Repeat each line of the material exactly.

━━ LISTED ENTRIES ━━

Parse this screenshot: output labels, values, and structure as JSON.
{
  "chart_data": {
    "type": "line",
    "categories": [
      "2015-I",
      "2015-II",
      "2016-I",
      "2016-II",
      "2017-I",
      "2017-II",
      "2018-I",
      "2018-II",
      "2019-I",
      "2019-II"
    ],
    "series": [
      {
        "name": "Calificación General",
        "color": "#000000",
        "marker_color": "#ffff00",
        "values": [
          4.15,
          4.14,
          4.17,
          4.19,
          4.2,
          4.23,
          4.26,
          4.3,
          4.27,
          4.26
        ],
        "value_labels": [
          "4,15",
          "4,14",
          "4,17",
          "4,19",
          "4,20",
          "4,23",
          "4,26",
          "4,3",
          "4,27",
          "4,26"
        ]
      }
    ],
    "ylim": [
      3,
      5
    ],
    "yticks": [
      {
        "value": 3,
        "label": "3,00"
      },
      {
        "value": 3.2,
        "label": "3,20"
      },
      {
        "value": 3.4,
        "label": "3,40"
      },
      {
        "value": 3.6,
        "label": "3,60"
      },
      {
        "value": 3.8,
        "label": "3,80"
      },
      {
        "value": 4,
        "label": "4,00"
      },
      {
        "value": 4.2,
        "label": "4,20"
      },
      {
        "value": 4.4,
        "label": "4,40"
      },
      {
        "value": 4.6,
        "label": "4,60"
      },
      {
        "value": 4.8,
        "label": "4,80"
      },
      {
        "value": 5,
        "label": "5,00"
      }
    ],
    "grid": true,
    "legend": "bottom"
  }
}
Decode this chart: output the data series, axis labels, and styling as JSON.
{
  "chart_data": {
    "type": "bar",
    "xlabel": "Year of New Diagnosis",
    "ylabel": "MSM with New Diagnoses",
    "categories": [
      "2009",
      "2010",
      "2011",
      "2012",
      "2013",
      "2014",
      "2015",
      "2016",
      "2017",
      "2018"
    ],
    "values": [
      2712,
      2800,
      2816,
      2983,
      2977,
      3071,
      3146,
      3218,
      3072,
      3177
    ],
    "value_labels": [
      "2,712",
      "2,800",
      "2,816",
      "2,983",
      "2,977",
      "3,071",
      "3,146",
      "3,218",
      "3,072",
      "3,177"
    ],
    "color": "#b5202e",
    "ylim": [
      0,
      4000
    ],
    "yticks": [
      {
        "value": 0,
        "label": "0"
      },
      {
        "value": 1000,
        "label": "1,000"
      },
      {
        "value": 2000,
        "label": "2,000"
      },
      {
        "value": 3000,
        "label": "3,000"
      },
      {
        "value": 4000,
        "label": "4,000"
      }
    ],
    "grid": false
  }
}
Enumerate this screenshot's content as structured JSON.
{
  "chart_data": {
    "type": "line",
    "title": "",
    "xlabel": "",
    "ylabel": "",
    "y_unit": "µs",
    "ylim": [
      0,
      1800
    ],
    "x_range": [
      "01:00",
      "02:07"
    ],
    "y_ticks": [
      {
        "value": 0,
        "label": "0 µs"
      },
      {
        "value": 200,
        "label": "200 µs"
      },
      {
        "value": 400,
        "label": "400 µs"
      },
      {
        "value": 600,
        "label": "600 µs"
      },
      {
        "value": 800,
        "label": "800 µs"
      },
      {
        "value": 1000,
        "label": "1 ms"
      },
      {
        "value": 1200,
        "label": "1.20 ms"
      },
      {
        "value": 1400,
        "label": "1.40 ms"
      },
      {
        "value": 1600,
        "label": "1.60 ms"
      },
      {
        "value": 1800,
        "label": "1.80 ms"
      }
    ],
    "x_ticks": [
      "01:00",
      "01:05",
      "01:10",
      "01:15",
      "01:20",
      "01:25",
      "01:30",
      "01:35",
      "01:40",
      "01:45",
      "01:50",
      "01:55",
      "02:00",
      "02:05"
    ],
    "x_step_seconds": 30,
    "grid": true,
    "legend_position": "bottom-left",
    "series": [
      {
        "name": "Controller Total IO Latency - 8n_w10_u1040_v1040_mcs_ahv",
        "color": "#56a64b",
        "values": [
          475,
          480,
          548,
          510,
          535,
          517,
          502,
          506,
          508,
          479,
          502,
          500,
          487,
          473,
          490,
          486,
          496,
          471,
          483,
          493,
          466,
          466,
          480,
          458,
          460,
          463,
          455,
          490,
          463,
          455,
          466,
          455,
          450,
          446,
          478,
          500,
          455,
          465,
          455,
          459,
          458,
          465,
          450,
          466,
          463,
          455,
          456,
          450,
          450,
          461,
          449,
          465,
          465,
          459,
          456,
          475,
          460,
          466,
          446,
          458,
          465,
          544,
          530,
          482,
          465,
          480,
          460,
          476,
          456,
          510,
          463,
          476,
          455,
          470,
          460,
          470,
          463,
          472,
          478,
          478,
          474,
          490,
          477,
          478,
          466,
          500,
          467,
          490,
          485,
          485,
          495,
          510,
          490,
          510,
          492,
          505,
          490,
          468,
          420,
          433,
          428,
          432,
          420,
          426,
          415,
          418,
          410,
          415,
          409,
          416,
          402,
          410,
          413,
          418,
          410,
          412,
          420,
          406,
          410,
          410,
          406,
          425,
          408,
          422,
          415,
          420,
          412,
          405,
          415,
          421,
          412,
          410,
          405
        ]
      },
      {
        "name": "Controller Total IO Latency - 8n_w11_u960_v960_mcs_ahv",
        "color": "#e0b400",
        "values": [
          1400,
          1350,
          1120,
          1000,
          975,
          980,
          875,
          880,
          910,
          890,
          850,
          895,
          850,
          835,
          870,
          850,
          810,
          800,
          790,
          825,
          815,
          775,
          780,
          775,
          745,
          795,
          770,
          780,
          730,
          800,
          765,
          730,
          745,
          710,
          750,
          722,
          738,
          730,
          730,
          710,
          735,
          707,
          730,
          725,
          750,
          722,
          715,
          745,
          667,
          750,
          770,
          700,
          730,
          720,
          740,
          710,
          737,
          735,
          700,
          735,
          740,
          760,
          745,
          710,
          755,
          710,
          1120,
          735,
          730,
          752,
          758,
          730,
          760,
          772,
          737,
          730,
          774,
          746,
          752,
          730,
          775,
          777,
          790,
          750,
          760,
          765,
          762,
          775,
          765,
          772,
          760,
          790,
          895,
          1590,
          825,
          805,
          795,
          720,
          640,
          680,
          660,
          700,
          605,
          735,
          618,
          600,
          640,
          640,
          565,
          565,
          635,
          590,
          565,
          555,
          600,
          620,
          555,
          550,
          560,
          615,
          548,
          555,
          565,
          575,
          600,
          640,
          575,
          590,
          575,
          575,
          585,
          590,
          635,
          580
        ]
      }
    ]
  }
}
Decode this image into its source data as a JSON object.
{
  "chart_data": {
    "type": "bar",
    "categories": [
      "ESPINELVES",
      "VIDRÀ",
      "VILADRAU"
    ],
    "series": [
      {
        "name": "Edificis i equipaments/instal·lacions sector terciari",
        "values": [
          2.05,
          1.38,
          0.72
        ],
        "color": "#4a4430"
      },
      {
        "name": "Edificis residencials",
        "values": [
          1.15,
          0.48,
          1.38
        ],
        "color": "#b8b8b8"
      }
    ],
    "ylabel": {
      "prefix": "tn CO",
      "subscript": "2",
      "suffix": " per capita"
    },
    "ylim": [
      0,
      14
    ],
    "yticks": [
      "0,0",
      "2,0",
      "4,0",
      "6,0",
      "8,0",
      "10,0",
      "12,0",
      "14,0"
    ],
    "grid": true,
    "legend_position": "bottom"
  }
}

━━━

CORRECT RESULT:
Parse this screenshot: output labels, values, and structure as JSON.
{
  "chart_data": {
    "type": "line",
    "categories": [
      "2015-I",
      "2015-II",
      "2016-I",
      "2016-II",
      "2017-I",
      "2017-II",
      "2018-I",
      "2018-II",
      "2019-I",
      "2019-II"
    ],
    "series": [
      {
        "name": "Calificación General",
        "color": "#000000",
        "marker_color": "#ffff00",
        "values": [
          4.15,
          4.14,
          4.17,
          4.19,
          4.2,
          4.23,
          4.26,
          4.3,
          4.27,
          4.26
        ],
        "value_labels": [
          "4,15",
          "4,14",
          "4,17",
          "4,19",
          "4,20",
          "4,23",
          "4,26",
          "4,3",
          "4,27",
          "4,26"
        ]
      }
    ],
    "ylim": [
      3,
      5
    ],
    "yticks": [
      {
        "value": 3,
        "label": "3,00"
      },
      {
        "value": 3.2,
        "label": "3,20"
      },
      {
        "value": 3.4,
        "label": "3,40"
      },
      {
        "value": 3.6,
        "label": "3,60"
      },
      {
        "value": 3.8,
        "label": "3,80"
      },
      {
        "value": 4,
        "label": "4,00"
      },
      {
        "value": 4.2,
        "label": "4,20"
      },
      {
        "value": 4.4,
        "label": "4,40"
      },
      {
        "value": 4.6,
        "label": "4,60"
      },
      {
        "value": 4.8,
        "label": "4,80"
      },
      {
        "value": 5,
        "label": "5,00"
      }
    ],
    "grid": true,
    "legend": "bottom"
  }
}
Decode this chart: output the data series, axis labels, and styling as JSON.
{
  "chart_data": {
    "type": "bar",
    "xlabel": "Year of New Diagnosis",
    "ylabel": "MSM with New Diagnoses",
    "categories": [
      "2009",
      "2010",
      "2011",
      "2012",
      "2013",
      "2014",
      "2015",
      "2016",
      "2017",
      "2018"
    ],
    "values": [
      2712,
      2800,
      2816,
      2983,
      2977,
      3071,
      3146,
      3218,
      3072,
      3177
    ],
    "value_labels": [
      "2,712",
      "2,800",
      "2,816",
      "2,983",
      "2,977",
      "3,071",
      "3,146",
      "3,218",
      "3,072",
      "3,177"
    ],
    "color": "#b5202e",
    "ylim": [
      0,
      4000
    ],
    "yticks": [
      {
        "value": 0,
        "label": "0"
      },
      {
        "value": 1000,
        "label": "1,000"
      },
      {
        "value": 2000,
        "label": "2,000"
      },
      {
        "value": 3000,
        "label": "3,000"
      },
      {
        "value": 4000,
        "label": "4,000"
      }
    ],
    "grid": false
  }
}
Enumerate this screenshot's content as structured JSON.
{
  "chart_data": {
    "type": "line",
    "title": "",
    "xlabel": "",
    "ylabel": "",
    "y_unit": "µs",
    "ylim": [
      0,
      1800
    ],
    "x_range": [
      "01:00",
      "02:07"
    ],
    "y_ticks": [
      {
        "value": 0,
        "label": "0 µs"
      },
      {
        "value": 200,
        "label": "200 µs"
      },
      {
        "value": 400,
        "label": "400 µs"
      },
      {
        "value": 600,
        "label": "600 µs"
      },
      {
        "value": 800,
        "label": "800 µs"
      },
      {
        "value": 1000,
        "label": "1 ms"
      },
      {
        "value": 1200,
        "label": "1.20 ms"
      },
      {
        "value": 1400,
        "label": "1.40 ms"
      },
      {
        "value": 1600,
        "label": "1.60 ms"
      },
      {
        "value": 1800,
        "label": "1.80 ms"
      }
    ],
    "x_ticks": [
      "01:00",
      "01:05",
      "01:10",
      "01:15",
      "01:20",
      "01:25",
      "01:30",
      "01:35",
      "01:40",
      "01:45",
      "01:50",
      "01:55",
      "02:00",
      "02:05"
    ],
    "x_step_seconds": 30,
    "grid": true,
    "legend_position": "bottom-left",
    "series": [
      {
        "name": "Controller Total IO Latency - 8n_w10_u1040_v1040_mcs_ahv",
        "color": "#56a64b",
        "values": [
          475,
          480,
          548,
          510,
          535,
          517,
          502,
          506,
          508,
          479,
          502,
          500,
          487,
          473,
          490,
          486,
          496,
          471,
          483,
          493,
          466,
          466,
          480,
          458,
          460,
          463,
          455,
          490,
          463,
          455,
          466,
          455,
          450,
          446,
          478,
          500,
          455,
          465,
          455,
          459,
          458,
          465,
          450,
          466,
          463,
          455,
          456,
          450,
          450,
          461,
          449,
          465,
          465,
          459,
          456,
          475,
          460,
          466,
          446,
          458,
          465,
          544,
          530,
          482,
          465,
          480,
          460,
          476,
          456,
          510,
          463,
          476,
          455,
          470,
          460,
          470,
          463,
          472,
          478,
          478,
          474,
          490,
          477,
          478,
          466,
          500,
          467,
          490,
          485,
          485,
          495,
          510,
          490,
          510,
          492,
          505,
          490,
          468,
          420,
          433,
          428,
          432,
          420,
          426,
          415,
          418,
          410,
          415,
          409,
          416,
          402,
          410,
          413,
          418,
          410,
          412,
          420,
          406,
          410,
          410,
          406,
          425,
          408,
          422,
          415,
          420,
          412,
          405,
          415,
          421,
          412,
          410,
          405
        ]
      },
      {
        "name": "Controller Total IO Latency - 8n_w11_u960_v960_mcs_ahv",
        "color": "#e0b400",
        "values": [
          1400,
          1350,
          1120,
          1000,
          975,
          980,
          875,
          880,
          910,
          890,
          850,
          895,
          850,
          835,
          870,
          850,
          810,
          800,
          790,
          825,
          815,
          775,
          780,
          775,
          745,
          795,
          770,
          780,
          730,
          800,
          765,
          730,
          745,
          710,
          750,
          722,
          738,
          730,
          730,
          710,
          735,
          707,
          730,
          725,
          750,
          722,
          715,
          745,
          667,
          750,
          770,
          700,
          730,
          720,
          740,
          710,
          737,
          735,
          700,
          735,
          740,
          760,
          745,
          710,
          755,
          710,
          1120,
          735,
          730,
          752,
          758,
          730,
          760,
          772,
          737,
          730,
          774,
          746,
          752,
          730,
          775,
          777,
          790,
          750,
          760,
          765,
          762,
          775,
          765,
          772,
          760,
          790,
          895,
          1590,
          825,
          805,
          795,
          720,
          640,
          680,
          660,
          700,
          605,
          735,
          618,
          600,
          640,
          640,
          565,
          565,
          635,
          590,
          565,
          555,
          600,
          620,
          555,
          550,
          560,
          615,
          548,
          555,
          565,
          575,
          600,
          640,
          575,
          590,
          575,
          575,
          585,
          590,
          635,
          580
        ]
      }
    ]
  }
}
Decode this image into its source data as a JSON object.
{
  "chart_data": {
    "type": "bar",
    "categories": [
      "ESPINELVES",
      "VIDRÀ",
      "VILADRAU"
    ],
    "series": [
      {
        "name": "Edificis i equipaments/instal·lacions sector terciari",
        "values": [
          2.05,
          1.38,
          0.72
        ],
        "color": "#4a4430"
      },
      {
        "name": "Edificis residencials",
        "values": [
          1.15,
          0.48,
          1.38
        ],
        "color": "#b8b8b8"
      }
    ],
    "ylabel": {
      "prefix": "tn CO",
      "subscript": "2",
      "suffix": " per capita"
    },
    "ylim": [
      0,
      14
    ],
    "yticks": [
      "0,0",
      "2,0",
      "4,0",
      "6,0",
      "8,0",
      "10,0",
      "12,0",
      "14,0"
    ],
    "grid": true,
    "legend_position": "bottom"
  }
}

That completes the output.